Records excerpted from a collection

>> Begin

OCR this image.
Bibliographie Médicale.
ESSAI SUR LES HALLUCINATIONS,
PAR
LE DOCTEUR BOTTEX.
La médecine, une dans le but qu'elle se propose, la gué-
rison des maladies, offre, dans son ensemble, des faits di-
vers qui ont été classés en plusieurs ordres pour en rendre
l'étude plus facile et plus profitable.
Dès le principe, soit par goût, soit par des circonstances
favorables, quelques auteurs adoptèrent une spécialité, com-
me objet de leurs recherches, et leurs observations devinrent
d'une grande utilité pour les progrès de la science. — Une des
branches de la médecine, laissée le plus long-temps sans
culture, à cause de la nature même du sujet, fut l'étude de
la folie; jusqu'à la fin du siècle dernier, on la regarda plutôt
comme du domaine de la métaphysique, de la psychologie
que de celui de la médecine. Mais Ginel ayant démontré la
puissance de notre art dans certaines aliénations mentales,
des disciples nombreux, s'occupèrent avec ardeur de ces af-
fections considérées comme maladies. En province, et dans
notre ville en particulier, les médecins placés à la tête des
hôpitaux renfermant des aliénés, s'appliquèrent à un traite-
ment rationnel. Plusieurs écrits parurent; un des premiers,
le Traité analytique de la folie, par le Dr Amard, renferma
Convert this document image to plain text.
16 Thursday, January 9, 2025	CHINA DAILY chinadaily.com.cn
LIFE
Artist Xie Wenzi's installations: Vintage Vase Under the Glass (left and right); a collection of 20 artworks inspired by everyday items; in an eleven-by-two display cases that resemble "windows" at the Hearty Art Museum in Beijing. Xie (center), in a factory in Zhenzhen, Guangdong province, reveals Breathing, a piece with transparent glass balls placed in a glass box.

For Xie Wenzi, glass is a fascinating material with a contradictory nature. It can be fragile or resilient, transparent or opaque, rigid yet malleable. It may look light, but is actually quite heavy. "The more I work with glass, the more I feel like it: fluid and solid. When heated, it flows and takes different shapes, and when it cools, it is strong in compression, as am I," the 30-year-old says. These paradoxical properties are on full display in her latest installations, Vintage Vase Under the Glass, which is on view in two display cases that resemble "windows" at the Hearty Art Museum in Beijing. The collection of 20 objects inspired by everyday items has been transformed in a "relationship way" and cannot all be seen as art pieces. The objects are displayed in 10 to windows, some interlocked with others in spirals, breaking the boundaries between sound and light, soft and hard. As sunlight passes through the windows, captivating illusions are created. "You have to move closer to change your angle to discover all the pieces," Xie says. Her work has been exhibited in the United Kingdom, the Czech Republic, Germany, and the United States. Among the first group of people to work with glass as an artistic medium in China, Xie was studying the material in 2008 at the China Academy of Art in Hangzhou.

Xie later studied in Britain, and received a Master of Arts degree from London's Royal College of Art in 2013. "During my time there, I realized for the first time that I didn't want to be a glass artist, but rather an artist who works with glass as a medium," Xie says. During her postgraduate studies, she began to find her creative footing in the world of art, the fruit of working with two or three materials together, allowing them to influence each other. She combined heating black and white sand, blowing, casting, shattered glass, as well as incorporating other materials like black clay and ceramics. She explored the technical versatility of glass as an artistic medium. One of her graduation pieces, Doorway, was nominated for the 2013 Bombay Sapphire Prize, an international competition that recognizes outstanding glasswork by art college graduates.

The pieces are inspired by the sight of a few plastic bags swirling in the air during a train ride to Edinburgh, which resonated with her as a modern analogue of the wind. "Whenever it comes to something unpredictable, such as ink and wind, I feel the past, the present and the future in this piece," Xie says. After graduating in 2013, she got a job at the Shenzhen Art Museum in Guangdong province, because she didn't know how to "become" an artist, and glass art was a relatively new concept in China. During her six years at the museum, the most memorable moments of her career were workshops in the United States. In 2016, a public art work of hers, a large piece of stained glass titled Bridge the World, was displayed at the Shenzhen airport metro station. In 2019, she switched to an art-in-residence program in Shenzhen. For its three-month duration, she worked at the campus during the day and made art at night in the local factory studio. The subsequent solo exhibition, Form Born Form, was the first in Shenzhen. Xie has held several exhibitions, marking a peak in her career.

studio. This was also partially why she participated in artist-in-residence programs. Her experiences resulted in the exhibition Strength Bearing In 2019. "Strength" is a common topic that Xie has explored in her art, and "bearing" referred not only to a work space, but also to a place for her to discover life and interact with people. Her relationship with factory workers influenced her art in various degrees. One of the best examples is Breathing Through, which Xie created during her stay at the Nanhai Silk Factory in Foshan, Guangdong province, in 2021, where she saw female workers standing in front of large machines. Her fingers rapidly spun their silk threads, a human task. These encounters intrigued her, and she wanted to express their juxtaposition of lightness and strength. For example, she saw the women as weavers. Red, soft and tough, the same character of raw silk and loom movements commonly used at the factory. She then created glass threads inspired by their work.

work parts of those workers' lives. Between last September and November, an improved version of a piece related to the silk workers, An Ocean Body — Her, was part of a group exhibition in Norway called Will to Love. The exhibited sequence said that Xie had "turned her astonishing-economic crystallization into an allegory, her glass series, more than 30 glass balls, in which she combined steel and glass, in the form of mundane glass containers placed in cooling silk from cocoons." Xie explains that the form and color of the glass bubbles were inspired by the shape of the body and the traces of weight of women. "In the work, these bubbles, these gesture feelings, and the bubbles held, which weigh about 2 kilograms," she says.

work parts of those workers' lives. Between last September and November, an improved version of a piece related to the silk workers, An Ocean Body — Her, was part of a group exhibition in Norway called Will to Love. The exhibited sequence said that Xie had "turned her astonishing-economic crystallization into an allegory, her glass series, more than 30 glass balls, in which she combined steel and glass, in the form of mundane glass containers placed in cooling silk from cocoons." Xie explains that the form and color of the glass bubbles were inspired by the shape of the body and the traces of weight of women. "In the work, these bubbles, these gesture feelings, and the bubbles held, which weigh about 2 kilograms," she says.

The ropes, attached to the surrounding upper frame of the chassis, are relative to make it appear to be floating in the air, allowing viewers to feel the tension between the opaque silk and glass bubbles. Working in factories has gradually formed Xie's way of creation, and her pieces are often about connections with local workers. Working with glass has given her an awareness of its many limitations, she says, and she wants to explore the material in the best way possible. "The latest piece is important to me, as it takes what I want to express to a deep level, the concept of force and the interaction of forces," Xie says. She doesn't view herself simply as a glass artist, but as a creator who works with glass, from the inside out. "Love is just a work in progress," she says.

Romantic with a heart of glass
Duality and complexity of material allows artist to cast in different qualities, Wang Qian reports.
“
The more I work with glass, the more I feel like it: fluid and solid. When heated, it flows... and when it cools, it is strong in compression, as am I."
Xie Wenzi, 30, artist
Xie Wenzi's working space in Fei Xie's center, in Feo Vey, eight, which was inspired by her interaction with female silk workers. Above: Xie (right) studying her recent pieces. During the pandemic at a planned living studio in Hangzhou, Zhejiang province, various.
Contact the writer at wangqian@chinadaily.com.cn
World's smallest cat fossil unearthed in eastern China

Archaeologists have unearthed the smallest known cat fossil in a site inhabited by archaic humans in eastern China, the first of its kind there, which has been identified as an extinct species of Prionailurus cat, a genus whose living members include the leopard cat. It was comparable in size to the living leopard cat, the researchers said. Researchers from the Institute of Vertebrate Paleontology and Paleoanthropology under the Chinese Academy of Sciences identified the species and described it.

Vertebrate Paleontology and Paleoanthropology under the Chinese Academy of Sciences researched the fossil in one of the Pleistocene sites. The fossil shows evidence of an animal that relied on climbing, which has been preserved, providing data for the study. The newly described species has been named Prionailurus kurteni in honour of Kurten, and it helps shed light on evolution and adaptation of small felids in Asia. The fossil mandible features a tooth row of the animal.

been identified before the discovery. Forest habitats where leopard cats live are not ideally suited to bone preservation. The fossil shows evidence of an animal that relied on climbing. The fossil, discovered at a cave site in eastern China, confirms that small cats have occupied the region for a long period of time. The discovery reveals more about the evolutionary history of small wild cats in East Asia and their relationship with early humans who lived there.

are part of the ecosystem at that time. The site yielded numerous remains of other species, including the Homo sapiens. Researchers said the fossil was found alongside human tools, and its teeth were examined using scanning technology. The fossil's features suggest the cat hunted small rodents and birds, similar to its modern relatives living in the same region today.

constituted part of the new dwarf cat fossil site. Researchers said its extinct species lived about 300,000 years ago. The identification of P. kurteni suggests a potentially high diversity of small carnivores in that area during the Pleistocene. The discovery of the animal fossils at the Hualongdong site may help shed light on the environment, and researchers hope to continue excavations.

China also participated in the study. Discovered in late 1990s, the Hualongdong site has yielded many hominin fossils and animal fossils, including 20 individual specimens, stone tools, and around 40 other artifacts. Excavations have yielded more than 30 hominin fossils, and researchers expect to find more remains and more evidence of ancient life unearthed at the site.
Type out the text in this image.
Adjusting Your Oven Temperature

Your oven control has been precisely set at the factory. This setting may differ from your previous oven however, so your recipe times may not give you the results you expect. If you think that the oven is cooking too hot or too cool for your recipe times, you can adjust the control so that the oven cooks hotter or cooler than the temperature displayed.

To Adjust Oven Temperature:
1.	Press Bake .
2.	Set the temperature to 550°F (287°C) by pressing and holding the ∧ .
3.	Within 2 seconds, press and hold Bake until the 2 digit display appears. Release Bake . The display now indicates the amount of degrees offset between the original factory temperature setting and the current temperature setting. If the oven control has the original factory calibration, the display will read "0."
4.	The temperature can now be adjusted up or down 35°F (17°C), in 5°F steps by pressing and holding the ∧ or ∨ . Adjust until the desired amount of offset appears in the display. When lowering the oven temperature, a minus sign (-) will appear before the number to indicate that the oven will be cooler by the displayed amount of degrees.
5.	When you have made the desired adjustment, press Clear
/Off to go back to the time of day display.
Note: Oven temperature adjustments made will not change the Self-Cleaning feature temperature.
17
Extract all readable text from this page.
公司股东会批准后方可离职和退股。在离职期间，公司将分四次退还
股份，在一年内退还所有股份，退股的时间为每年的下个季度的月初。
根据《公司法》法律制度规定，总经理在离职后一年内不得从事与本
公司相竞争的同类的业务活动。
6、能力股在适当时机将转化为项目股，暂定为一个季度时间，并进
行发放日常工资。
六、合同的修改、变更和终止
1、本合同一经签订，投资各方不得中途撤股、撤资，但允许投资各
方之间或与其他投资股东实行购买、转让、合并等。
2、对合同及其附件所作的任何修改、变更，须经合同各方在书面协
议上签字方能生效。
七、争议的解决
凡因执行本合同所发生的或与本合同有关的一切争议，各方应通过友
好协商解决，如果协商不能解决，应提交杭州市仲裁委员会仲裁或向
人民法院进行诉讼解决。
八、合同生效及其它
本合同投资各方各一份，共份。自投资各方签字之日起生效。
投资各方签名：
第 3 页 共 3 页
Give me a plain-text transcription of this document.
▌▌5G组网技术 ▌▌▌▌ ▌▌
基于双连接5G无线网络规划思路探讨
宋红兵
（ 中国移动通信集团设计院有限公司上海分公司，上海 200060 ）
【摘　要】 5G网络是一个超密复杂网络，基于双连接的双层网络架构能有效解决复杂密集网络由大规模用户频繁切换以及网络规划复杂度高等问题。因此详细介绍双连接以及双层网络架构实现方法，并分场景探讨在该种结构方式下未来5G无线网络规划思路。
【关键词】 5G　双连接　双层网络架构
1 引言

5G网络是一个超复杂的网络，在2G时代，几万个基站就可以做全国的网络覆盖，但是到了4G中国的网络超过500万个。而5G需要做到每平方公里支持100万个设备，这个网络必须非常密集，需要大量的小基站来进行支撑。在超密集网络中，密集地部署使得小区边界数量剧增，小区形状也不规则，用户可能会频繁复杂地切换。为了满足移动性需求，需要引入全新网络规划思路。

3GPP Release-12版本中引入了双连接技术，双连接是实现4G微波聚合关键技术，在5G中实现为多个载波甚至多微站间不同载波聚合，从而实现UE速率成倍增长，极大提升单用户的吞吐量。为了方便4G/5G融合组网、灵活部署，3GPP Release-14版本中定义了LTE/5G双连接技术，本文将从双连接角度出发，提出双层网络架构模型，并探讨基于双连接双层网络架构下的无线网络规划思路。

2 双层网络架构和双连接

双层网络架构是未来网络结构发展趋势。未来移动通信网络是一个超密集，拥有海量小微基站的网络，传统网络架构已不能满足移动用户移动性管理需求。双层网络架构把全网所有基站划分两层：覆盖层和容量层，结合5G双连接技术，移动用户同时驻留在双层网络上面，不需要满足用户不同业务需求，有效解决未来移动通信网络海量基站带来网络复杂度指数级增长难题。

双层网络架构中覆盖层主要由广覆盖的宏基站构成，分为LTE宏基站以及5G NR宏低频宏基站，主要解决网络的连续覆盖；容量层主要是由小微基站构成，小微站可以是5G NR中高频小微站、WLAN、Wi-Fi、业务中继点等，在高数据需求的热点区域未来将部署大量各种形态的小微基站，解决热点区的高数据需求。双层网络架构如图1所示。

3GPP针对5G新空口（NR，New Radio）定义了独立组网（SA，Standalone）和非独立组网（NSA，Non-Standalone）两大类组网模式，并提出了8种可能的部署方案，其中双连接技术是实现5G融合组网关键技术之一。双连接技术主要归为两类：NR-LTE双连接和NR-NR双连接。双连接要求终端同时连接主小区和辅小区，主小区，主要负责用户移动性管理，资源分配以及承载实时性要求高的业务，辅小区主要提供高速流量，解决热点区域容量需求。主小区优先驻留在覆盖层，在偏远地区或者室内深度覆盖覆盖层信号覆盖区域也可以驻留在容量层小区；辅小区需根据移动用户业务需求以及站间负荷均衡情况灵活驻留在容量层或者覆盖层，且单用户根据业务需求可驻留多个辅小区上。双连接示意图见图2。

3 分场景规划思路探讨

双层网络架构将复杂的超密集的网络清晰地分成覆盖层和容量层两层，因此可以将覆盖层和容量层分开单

>> End

What this task involves: Identify how many lines in the entries above contain the word "dans" and provide only that figure.

Solution: 4